* SUPPLIED MATERIAL:
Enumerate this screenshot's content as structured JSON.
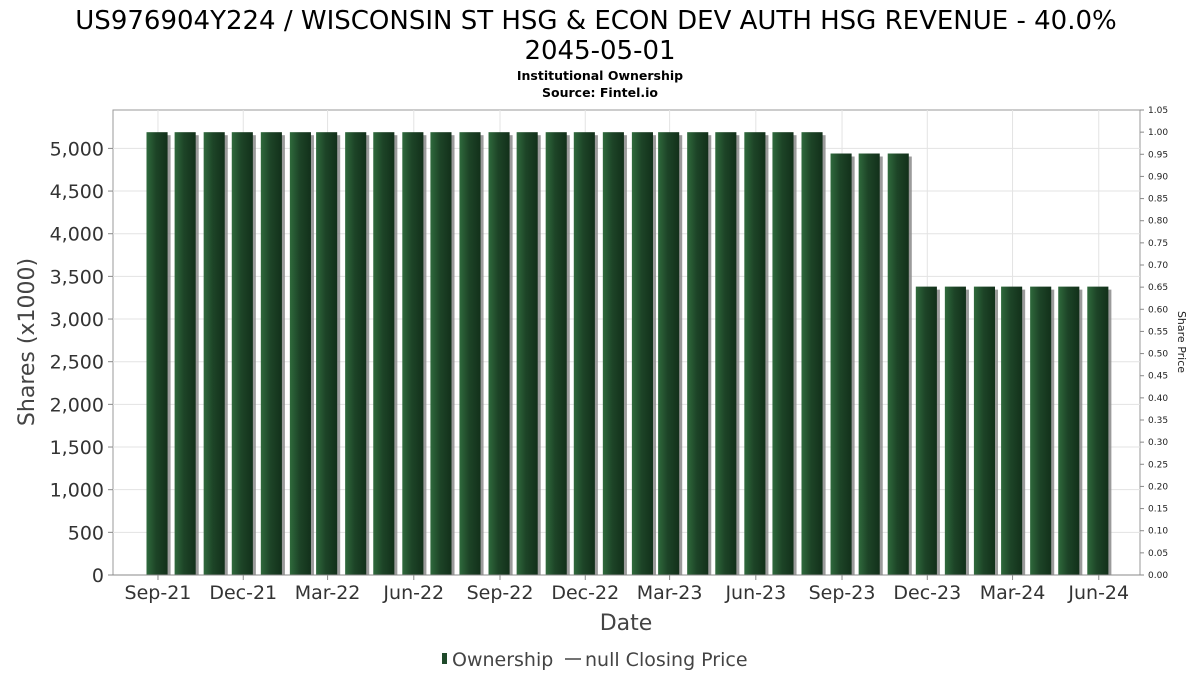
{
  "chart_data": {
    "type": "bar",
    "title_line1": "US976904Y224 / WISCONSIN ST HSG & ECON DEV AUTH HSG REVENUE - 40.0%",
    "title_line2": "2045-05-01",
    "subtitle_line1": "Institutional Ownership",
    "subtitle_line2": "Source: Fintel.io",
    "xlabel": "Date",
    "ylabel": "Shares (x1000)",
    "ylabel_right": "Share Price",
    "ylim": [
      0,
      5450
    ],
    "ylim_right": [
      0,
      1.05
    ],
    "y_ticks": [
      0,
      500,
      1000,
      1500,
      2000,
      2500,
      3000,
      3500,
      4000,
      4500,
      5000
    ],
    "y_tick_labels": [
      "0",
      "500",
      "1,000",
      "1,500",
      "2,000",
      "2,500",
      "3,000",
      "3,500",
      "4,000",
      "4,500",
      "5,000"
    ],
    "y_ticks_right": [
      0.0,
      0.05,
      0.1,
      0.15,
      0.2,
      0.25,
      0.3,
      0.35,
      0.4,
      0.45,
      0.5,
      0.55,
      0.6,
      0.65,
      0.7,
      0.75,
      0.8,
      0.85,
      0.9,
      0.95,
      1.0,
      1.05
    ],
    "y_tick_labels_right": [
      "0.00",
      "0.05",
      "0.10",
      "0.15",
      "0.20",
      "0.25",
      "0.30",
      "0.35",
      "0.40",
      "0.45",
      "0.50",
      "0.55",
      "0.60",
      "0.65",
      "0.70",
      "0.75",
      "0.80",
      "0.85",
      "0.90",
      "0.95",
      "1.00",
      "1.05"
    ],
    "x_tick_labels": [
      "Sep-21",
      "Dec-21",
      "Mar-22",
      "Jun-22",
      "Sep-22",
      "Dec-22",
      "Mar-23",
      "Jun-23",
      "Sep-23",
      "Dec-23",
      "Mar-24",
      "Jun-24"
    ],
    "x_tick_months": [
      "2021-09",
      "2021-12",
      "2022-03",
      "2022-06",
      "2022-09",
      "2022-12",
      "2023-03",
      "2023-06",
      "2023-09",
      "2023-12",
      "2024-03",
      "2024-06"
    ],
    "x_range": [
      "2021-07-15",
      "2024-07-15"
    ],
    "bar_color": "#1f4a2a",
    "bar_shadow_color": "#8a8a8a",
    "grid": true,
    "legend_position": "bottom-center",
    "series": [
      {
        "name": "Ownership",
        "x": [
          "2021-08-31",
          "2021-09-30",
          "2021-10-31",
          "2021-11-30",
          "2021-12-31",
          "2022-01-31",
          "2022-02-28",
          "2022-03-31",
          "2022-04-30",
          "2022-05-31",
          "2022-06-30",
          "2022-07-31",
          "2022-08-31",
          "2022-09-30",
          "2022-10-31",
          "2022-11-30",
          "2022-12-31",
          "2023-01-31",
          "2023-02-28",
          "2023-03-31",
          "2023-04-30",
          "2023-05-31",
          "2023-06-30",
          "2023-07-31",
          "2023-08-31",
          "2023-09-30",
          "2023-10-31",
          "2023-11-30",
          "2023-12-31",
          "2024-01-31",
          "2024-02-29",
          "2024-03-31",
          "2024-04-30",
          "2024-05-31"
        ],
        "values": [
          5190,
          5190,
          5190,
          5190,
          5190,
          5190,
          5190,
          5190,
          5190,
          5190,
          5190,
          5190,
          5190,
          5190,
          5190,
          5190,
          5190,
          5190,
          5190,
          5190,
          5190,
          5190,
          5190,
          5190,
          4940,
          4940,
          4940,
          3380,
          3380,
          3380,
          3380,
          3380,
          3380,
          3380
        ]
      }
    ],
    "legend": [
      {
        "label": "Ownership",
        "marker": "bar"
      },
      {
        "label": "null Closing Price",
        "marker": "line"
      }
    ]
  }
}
...
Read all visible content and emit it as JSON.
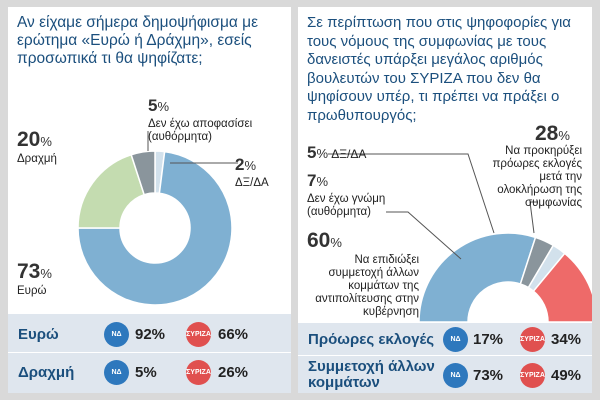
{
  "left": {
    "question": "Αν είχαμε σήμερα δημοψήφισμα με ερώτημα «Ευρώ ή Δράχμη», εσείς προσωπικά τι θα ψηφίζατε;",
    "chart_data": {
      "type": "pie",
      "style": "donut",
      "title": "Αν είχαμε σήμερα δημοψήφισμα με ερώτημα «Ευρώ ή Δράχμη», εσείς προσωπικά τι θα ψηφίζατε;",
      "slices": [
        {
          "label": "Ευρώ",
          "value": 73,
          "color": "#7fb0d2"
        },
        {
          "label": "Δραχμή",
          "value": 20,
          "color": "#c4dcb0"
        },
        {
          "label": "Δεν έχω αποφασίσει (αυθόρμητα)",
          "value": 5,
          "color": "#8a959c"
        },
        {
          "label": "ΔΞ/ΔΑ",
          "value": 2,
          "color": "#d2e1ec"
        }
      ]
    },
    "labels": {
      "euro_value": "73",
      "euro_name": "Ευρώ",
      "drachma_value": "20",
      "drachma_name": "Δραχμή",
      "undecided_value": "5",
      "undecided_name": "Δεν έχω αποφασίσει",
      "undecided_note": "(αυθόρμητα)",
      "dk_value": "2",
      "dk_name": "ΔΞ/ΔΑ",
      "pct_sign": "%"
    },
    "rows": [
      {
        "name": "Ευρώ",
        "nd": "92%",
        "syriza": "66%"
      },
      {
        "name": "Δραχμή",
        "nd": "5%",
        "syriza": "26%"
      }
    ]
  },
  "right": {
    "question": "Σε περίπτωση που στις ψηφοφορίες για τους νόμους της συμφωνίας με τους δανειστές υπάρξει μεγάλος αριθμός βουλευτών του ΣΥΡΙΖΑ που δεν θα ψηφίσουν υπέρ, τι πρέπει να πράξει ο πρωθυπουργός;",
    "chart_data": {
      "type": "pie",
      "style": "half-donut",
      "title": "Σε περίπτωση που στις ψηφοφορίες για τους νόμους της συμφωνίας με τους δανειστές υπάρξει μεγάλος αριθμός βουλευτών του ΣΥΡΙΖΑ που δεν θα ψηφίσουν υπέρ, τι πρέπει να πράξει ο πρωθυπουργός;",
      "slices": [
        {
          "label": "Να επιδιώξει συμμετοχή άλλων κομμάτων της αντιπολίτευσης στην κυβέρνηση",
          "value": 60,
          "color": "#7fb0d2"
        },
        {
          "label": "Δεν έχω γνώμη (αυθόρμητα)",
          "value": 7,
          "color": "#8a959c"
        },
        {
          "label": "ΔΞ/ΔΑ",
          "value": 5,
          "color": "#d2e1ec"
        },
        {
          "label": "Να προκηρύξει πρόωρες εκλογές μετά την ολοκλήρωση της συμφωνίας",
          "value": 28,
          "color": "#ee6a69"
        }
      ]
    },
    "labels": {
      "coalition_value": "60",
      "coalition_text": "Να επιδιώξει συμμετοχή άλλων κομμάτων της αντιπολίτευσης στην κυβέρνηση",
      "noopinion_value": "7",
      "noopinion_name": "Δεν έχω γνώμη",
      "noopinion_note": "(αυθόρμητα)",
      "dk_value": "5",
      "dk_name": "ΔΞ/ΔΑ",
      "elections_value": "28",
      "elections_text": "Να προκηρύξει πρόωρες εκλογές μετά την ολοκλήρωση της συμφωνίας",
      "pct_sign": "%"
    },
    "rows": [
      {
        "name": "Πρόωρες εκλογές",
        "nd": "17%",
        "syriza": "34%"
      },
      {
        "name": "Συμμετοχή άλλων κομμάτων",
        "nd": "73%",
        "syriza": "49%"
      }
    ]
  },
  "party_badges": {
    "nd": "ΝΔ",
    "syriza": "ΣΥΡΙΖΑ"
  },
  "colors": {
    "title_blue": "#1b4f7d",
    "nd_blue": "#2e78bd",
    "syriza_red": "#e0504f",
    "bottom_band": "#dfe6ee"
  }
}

* TASK DETAILS: Find and copy every line in the entries above where the string "εκλογές" occurs.

* COMPLETED TASK:
          "label": "Να προκηρύξει πρόωρες εκλογές μετά την ολοκλήρωση της συμφωνίας",
      "elections_text": "Να προκηρύξει πρόωρες εκλογές μετά την ολοκλήρωση της συμφωνίας",
        "name": "Πρόωρες εκλογές",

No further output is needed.